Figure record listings
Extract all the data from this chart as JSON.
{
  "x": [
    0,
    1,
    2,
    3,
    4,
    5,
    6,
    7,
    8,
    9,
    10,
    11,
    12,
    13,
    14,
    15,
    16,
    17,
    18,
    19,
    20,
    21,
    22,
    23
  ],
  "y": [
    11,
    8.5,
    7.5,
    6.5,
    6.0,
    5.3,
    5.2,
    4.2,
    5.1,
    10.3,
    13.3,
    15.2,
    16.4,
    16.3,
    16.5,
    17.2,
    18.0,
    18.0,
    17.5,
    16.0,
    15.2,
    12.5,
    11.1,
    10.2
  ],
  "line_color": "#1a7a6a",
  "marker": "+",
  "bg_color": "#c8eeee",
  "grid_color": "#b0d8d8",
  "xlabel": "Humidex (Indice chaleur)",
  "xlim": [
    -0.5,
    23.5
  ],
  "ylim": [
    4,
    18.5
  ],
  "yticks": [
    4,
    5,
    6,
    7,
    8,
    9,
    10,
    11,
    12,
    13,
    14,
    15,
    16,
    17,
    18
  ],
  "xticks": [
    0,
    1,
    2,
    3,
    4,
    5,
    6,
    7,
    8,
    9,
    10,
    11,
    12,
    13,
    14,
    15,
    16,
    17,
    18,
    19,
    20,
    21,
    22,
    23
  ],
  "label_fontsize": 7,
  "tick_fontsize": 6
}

== Exercise requirements ==
Every entry above needs to be quoted exactly.

== Output of the exercise ==
Extract all the data from this chart as JSON.
{
  "x": [
    0,
    1,
    2,
    3,
    4,
    5,
    6,
    7,
    8,
    9,
    10,
    11,
    12,
    13,
    14,
    15,
    16,
    17,
    18,
    19,
    20,
    21,
    22,
    23
  ],
  "y": [
    11,
    8.5,
    7.5,
    6.5,
    6.0,
    5.3,
    5.2,
    4.2,
    5.1,
    10.3,
    13.3,
    15.2,
    16.4,
    16.3,
    16.5,
    17.2,
    18.0,
    18.0,
    17.5,
    16.0,
    15.2,
    12.5,
    11.1,
    10.2
  ],
  "line_color": "#1a7a6a",
  "marker": "+",
  "bg_color": "#c8eeee",
  "grid_color": "#b0d8d8",
  "xlabel": "Humidex (Indice chaleur)",
  "xlim": [
    -0.5,
    23.5
  ],
  "ylim": [
    4,
    18.5
  ],
  "yticks": [
    4,
    5,
    6,
    7,
    8,
    9,
    10,
    11,
    12,
    13,
    14,
    15,
    16,
    17,
    18
  ],
  "xticks": [
    0,
    1,
    2,
    3,
    4,
    5,
    6,
    7,
    8,
    9,
    10,
    11,
    12,
    13,
    14,
    15,
    16,
    17,
    18,
    19,
    20,
    21,
    22,
    23
  ],
  "label_fontsize": 7,
  "tick_fontsize": 6
}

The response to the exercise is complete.